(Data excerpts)
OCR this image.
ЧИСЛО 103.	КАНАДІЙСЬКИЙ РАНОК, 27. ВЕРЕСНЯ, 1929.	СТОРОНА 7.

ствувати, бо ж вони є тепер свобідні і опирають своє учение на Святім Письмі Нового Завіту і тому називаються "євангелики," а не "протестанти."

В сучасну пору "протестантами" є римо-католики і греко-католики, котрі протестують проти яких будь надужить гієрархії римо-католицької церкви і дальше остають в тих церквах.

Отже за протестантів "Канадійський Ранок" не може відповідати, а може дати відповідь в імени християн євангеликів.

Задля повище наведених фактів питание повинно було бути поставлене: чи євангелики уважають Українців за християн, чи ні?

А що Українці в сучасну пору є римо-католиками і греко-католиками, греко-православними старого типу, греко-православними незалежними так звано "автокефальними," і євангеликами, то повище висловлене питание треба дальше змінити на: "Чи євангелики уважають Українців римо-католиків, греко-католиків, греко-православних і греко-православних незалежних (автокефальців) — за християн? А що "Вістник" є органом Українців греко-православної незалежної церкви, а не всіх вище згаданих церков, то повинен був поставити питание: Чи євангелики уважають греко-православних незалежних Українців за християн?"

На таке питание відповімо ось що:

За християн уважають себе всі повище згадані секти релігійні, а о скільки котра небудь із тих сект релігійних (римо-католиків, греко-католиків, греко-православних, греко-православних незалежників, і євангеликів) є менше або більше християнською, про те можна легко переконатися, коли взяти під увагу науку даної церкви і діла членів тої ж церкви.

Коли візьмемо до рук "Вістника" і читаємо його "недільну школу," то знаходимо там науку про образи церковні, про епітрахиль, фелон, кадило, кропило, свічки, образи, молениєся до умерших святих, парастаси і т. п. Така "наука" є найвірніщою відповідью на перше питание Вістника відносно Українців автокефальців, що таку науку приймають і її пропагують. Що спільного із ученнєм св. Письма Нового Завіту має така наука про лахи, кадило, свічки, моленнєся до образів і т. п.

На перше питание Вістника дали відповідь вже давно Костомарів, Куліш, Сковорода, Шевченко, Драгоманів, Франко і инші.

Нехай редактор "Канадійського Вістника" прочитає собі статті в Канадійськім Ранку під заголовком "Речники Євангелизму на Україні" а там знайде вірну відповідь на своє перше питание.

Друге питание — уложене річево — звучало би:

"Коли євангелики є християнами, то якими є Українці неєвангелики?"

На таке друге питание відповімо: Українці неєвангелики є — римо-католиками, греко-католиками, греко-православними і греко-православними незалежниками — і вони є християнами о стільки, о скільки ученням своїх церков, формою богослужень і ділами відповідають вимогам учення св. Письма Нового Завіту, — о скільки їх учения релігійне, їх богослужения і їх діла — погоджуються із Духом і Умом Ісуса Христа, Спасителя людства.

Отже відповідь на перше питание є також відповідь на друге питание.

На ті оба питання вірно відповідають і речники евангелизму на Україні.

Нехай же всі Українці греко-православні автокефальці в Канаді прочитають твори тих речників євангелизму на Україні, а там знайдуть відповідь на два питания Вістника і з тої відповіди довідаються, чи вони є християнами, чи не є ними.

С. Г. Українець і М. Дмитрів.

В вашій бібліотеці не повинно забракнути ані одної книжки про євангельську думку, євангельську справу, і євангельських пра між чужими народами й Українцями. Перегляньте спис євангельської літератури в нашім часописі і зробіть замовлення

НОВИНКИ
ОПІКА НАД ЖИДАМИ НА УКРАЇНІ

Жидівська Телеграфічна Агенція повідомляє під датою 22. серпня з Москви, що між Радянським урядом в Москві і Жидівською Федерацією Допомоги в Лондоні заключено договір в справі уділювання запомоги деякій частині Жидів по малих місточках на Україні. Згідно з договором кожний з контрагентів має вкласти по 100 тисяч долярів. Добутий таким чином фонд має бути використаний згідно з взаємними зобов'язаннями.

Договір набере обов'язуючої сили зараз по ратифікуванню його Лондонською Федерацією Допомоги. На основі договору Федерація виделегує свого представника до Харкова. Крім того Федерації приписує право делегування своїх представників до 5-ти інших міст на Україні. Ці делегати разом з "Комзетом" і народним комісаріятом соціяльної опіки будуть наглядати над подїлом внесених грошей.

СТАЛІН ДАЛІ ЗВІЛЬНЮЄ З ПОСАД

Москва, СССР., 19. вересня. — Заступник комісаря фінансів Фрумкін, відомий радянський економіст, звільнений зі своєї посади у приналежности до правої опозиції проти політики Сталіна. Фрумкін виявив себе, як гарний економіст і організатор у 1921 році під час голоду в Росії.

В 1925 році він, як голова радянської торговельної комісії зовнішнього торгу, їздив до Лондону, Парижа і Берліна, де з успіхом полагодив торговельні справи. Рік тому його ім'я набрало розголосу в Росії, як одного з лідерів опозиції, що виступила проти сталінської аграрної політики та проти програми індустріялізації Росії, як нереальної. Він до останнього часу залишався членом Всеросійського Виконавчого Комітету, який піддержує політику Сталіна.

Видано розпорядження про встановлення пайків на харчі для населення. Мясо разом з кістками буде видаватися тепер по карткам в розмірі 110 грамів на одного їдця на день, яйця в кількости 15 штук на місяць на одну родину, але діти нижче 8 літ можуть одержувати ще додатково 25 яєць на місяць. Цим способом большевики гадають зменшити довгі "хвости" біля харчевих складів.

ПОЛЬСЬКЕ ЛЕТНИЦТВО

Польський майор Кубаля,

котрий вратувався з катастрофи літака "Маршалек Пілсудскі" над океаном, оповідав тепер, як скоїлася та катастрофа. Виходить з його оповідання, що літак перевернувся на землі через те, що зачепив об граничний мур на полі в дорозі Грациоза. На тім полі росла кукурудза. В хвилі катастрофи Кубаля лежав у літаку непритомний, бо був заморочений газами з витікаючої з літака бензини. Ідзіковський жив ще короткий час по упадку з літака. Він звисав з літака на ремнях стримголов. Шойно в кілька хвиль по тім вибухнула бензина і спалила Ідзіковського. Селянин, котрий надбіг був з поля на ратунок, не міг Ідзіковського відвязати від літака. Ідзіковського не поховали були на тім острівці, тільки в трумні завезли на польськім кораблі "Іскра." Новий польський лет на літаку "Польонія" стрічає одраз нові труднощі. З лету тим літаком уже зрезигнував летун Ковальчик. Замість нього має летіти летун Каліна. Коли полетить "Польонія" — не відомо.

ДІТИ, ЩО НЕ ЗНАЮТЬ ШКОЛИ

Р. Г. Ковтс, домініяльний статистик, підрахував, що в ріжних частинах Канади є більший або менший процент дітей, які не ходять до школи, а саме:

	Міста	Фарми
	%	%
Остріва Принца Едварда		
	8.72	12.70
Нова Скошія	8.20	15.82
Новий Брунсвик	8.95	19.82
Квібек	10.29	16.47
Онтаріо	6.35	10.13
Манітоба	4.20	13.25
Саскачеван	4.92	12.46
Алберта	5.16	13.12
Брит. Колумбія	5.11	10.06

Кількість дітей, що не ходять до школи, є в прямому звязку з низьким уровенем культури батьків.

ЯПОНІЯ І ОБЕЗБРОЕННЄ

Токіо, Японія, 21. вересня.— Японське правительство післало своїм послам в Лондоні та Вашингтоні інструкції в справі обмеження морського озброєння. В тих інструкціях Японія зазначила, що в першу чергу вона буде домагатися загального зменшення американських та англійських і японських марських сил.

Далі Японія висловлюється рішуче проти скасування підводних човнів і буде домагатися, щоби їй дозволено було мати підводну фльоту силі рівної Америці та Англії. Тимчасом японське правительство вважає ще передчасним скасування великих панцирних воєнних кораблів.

==

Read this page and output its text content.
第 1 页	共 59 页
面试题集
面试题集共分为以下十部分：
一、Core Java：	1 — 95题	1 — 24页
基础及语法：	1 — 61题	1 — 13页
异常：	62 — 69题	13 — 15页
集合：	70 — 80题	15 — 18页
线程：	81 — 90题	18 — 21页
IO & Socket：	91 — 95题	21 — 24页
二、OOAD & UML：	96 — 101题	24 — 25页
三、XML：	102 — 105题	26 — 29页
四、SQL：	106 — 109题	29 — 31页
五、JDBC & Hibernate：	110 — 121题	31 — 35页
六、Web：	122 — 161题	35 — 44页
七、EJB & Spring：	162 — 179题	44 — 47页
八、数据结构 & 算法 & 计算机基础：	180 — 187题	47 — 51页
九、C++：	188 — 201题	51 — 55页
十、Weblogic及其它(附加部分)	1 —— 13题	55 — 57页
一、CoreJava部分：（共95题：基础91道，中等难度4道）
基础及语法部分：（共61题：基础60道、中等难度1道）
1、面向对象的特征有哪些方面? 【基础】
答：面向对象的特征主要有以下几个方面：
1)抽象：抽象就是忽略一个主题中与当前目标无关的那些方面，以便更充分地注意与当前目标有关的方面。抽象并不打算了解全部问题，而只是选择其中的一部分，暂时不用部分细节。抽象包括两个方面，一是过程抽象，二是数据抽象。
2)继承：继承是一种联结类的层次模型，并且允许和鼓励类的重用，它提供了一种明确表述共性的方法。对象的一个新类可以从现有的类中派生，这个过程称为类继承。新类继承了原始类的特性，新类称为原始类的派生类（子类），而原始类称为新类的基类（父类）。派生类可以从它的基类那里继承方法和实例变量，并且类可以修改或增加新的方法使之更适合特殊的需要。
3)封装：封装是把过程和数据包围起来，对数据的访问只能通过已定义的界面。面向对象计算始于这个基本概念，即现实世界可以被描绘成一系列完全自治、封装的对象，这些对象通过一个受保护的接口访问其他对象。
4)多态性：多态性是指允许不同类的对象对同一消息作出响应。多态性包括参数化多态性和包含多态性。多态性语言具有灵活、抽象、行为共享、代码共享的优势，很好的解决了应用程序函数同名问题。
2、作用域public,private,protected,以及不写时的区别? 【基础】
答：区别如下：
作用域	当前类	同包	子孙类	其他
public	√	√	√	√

▶ _GIVEN TASK_
Select all lines in the listing that include the word "своїх".

▶ _FINISHED EXERCISE_
На таке друге питание відповімо: Українці неєвангелики є — римо-католиками, греко-католиками, греко-православними і греко-православними незалежниками — і вони є християнами о стільки, о скільки ученням своїх церков, формою богослужень і ділами відповідають вимогам учення св. Письма Нового Завіту, — о скільки їх учения релігійне, їх богослужения і їх діла — погоджуються із Духом і Умом Ісуса Христа, Спасителя людства.
Договір набере обов'язуючої сили зараз по ратифікуванню його Лондонською Федерацією Допомоги. На основі договору Федерація виделегує свого представника до Харкова. Крім того Федерації приписує право делегування своїх представників до 5-ти інших міст на Україні. Ці делегати разом з "Комзетом" і народним комісаріятом соціяльної опіки будуть наглядати над подїлом внесених грошей.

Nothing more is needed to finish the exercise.